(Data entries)
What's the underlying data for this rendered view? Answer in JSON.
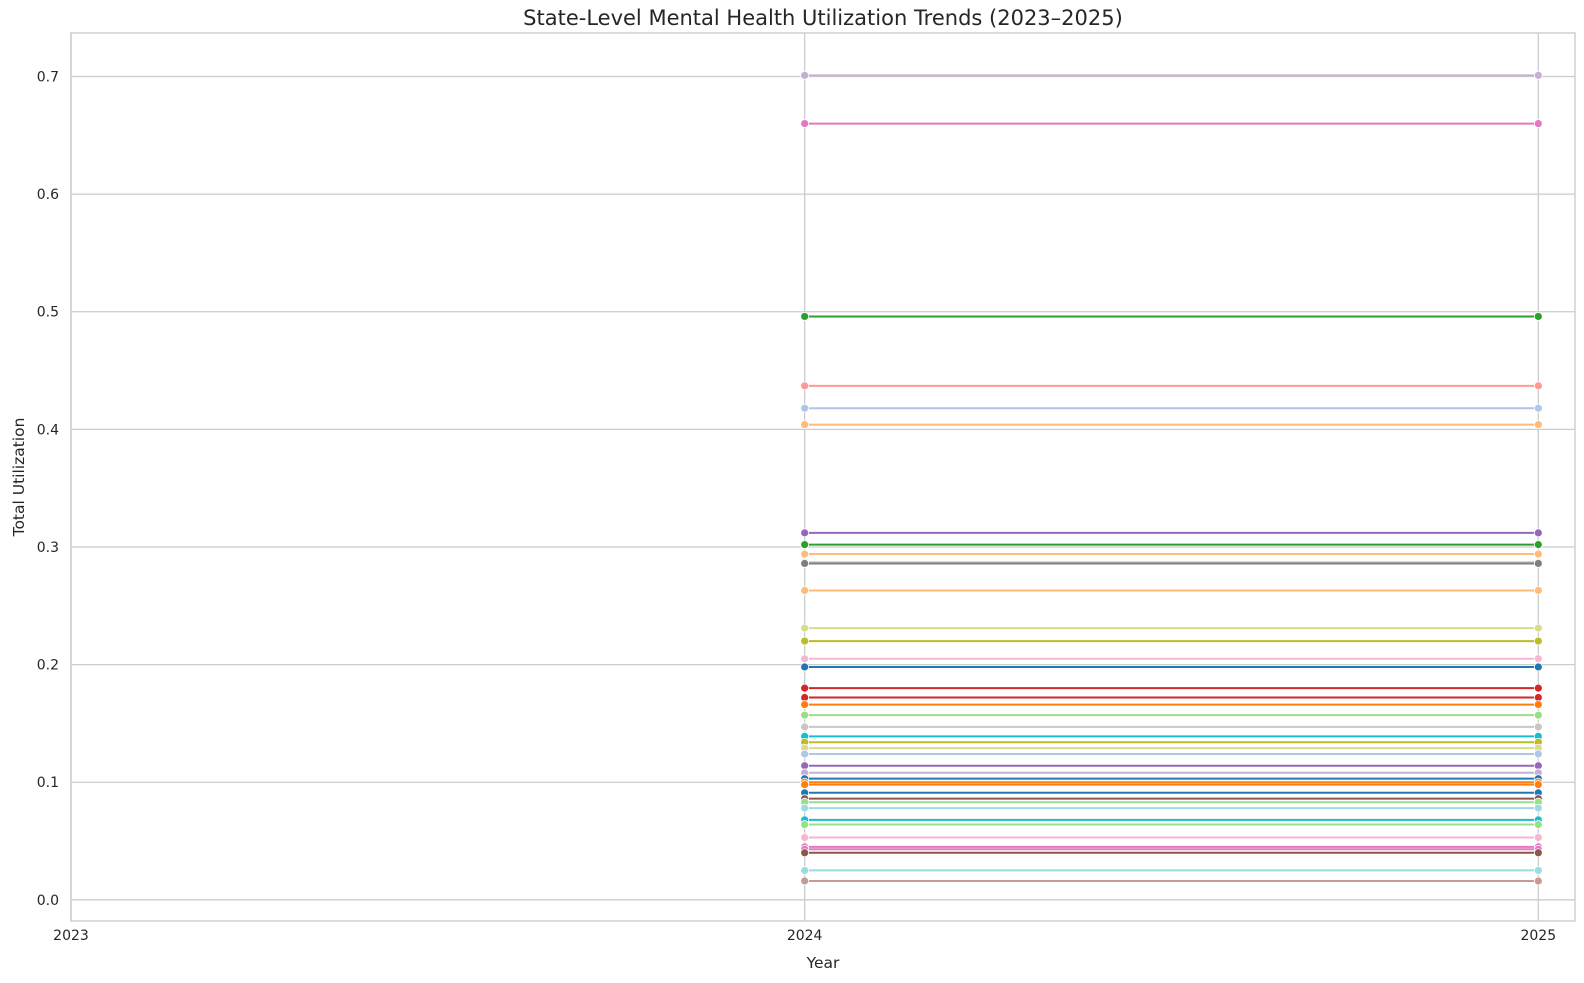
{
  "chart_data": {
    "type": "line",
    "title": "State-Level Mental Health Utilization Trends (2023–2025)",
    "xlabel": "Year",
    "ylabel": "Total Utilization",
    "x_ticks": [
      "2023",
      "2024",
      "2025"
    ],
    "y_ticks": [
      "0.0",
      "0.1",
      "0.2",
      "0.3",
      "0.4",
      "0.5",
      "0.6",
      "0.7"
    ],
    "xlim": [
      2023,
      2025.05
    ],
    "ylim": [
      -0.018,
      0.737
    ],
    "grid": true,
    "legend": "none",
    "x": [
      2024,
      2025
    ],
    "series": [
      {
        "color": "#c5b0d5",
        "values": [
          0.701,
          0.701
        ]
      },
      {
        "color": "#e377c2",
        "values": [
          0.66,
          0.66
        ]
      },
      {
        "color": "#2ca02c",
        "values": [
          0.496,
          0.496
        ]
      },
      {
        "color": "#ff9896",
        "values": [
          0.437,
          0.437
        ]
      },
      {
        "color": "#aec7e8",
        "values": [
          0.418,
          0.418
        ]
      },
      {
        "color": "#ffbb78",
        "values": [
          0.404,
          0.404
        ]
      },
      {
        "color": "#9467bd",
        "values": [
          0.312,
          0.312
        ]
      },
      {
        "color": "#2ca02c",
        "values": [
          0.302,
          0.302
        ]
      },
      {
        "color": "#ffbb78",
        "values": [
          0.294,
          0.294
        ]
      },
      {
        "color": "#c7c7c7",
        "values": [
          0.287,
          0.287
        ]
      },
      {
        "color": "#7f7f7f",
        "values": [
          0.286,
          0.286
        ]
      },
      {
        "color": "#ffbb78",
        "values": [
          0.263,
          0.263
        ]
      },
      {
        "color": "#dbdb8d",
        "values": [
          0.231,
          0.231
        ]
      },
      {
        "color": "#bcbd22",
        "values": [
          0.22,
          0.22
        ]
      },
      {
        "color": "#f7b6d2",
        "values": [
          0.205,
          0.205
        ]
      },
      {
        "color": "#1f77b4",
        "values": [
          0.198,
          0.198
        ]
      },
      {
        "color": "#d62728",
        "values": [
          0.18,
          0.18
        ]
      },
      {
        "color": "#d62728",
        "values": [
          0.172,
          0.172
        ]
      },
      {
        "color": "#ff7f0e",
        "values": [
          0.166,
          0.166
        ]
      },
      {
        "color": "#98df8a",
        "values": [
          0.157,
          0.157
        ]
      },
      {
        "color": "#c7c7c7",
        "values": [
          0.147,
          0.147
        ]
      },
      {
        "color": "#17becf",
        "values": [
          0.139,
          0.139
        ]
      },
      {
        "color": "#bcbd22",
        "values": [
          0.134,
          0.134
        ]
      },
      {
        "color": "#dbdb8d",
        "values": [
          0.129,
          0.129
        ]
      },
      {
        "color": "#aec7e8",
        "values": [
          0.124,
          0.124
        ]
      },
      {
        "color": "#9467bd",
        "values": [
          0.114,
          0.114
        ]
      },
      {
        "color": "#c5b0d5",
        "values": [
          0.108,
          0.108
        ]
      },
      {
        "color": "#1f77b4",
        "values": [
          0.103,
          0.103
        ]
      },
      {
        "color": "#ff7f0e",
        "values": [
          0.1,
          0.1
        ]
      },
      {
        "color": "#ff7f0e",
        "values": [
          0.098,
          0.098
        ]
      },
      {
        "color": "#1f77b4",
        "values": [
          0.091,
          0.091
        ]
      },
      {
        "color": "#8c564b",
        "values": [
          0.086,
          0.086
        ]
      },
      {
        "color": "#98df8a",
        "values": [
          0.083,
          0.083
        ]
      },
      {
        "color": "#9edae5",
        "values": [
          0.078,
          0.078
        ]
      },
      {
        "color": "#17becf",
        "values": [
          0.068,
          0.068
        ]
      },
      {
        "color": "#98df8a",
        "values": [
          0.064,
          0.064
        ]
      },
      {
        "color": "#f7b6d2",
        "values": [
          0.053,
          0.053
        ]
      },
      {
        "color": "#e377c2",
        "values": [
          0.045,
          0.045
        ]
      },
      {
        "color": "#e377c2",
        "values": [
          0.043,
          0.043
        ]
      },
      {
        "color": "#8c564b",
        "values": [
          0.04,
          0.04
        ]
      },
      {
        "color": "#9edae5",
        "values": [
          0.025,
          0.025
        ]
      },
      {
        "color": "#c49c94",
        "values": [
          0.016,
          0.016
        ]
      }
    ]
  }
}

• Your objective:
Write out each entry exactly as given, but skip the pictures.

• Solution to this problem:
What's the underlying data for this rendered view? Answer in JSON.
{
  "chart_data": {
    "type": "line",
    "title": "State-Level Mental Health Utilization Trends (2023–2025)",
    "xlabel": "Year",
    "ylabel": "Total Utilization",
    "x_ticks": [
      "2023",
      "2024",
      "2025"
    ],
    "y_ticks": [
      "0.0",
      "0.1",
      "0.2",
      "0.3",
      "0.4",
      "0.5",
      "0.6",
      "0.7"
    ],
    "xlim": [
      2023,
      2025.05
    ],
    "ylim": [
      -0.018,
      0.737
    ],
    "grid": true,
    "legend": "none",
    "x": [
      2024,
      2025
    ],
    "series": [
      {
        "color": "#c5b0d5",
        "values": [
          0.701,
          0.701
        ]
      },
      {
        "color": "#e377c2",
        "values": [
          0.66,
          0.66
        ]
      },
      {
        "color": "#2ca02c",
        "values": [
          0.496,
          0.496
        ]
      },
      {
        "color": "#ff9896",
        "values": [
          0.437,
          0.437
        ]
      },
      {
        "color": "#aec7e8",
        "values": [
          0.418,
          0.418
        ]
      },
      {
        "color": "#ffbb78",
        "values": [
          0.404,
          0.404
        ]
      },
      {
        "color": "#9467bd",
        "values": [
          0.312,
          0.312
        ]
      },
      {
        "color": "#2ca02c",
        "values": [
          0.302,
          0.302
        ]
      },
      {
        "color": "#ffbb78",
        "values": [
          0.294,
          0.294
        ]
      },
      {
        "color": "#c7c7c7",
        "values": [
          0.287,
          0.287
        ]
      },
      {
        "color": "#7f7f7f",
        "values": [
          0.286,
          0.286
        ]
      },
      {
        "color": "#ffbb78",
        "values": [
          0.263,
          0.263
        ]
      },
      {
        "color": "#dbdb8d",
        "values": [
          0.231,
          0.231
        ]
      },
      {
        "color": "#bcbd22",
        "values": [
          0.22,
          0.22
        ]
      },
      {
        "color": "#f7b6d2",
        "values": [
          0.205,
          0.205
        ]
      },
      {
        "color": "#1f77b4",
        "values": [
          0.198,
          0.198
        ]
      },
      {
        "color": "#d62728",
        "values": [
          0.18,
          0.18
        ]
      },
      {
        "color": "#d62728",
        "values": [
          0.172,
          0.172
        ]
      },
      {
        "color": "#ff7f0e",
        "values": [
          0.166,
          0.166
        ]
      },
      {
        "color": "#98df8a",
        "values": [
          0.157,
          0.157
        ]
      },
      {
        "color": "#c7c7c7",
        "values": [
          0.147,
          0.147
        ]
      },
      {
        "color": "#17becf",
        "values": [
          0.139,
          0.139
        ]
      },
      {
        "color": "#bcbd22",
        "values": [
          0.134,
          0.134
        ]
      },
      {
        "color": "#dbdb8d",
        "values": [
          0.129,
          0.129
        ]
      },
      {
        "color": "#aec7e8",
        "values": [
          0.124,
          0.124
        ]
      },
      {
        "color": "#9467bd",
        "values": [
          0.114,
          0.114
        ]
      },
      {
        "color": "#c5b0d5",
        "values": [
          0.108,
          0.108
        ]
      },
      {
        "color": "#1f77b4",
        "values": [
          0.103,
          0.103
        ]
      },
      {
        "color": "#ff7f0e",
        "values": [
          0.1,
          0.1
        ]
      },
      {
        "color": "#ff7f0e",
        "values": [
          0.098,
          0.098
        ]
      },
      {
        "color": "#1f77b4",
        "values": [
          0.091,
          0.091
        ]
      },
      {
        "color": "#8c564b",
        "values": [
          0.086,
          0.086
        ]
      },
      {
        "color": "#98df8a",
        "values": [
          0.083,
          0.083
        ]
      },
      {
        "color": "#9edae5",
        "values": [
          0.078,
          0.078
        ]
      },
      {
        "color": "#17becf",
        "values": [
          0.068,
          0.068
        ]
      },
      {
        "color": "#98df8a",
        "values": [
          0.064,
          0.064
        ]
      },
      {
        "color": "#f7b6d2",
        "values": [
          0.053,
          0.053
        ]
      },
      {
        "color": "#e377c2",
        "values": [
          0.045,
          0.045
        ]
      },
      {
        "color": "#e377c2",
        "values": [
          0.043,
          0.043
        ]
      },
      {
        "color": "#8c564b",
        "values": [
          0.04,
          0.04
        ]
      },
      {
        "color": "#9edae5",
        "values": [
          0.025,
          0.025
        ]
      },
      {
        "color": "#c49c94",
        "values": [
          0.016,
          0.016
        ]
      }
    ]
  }
}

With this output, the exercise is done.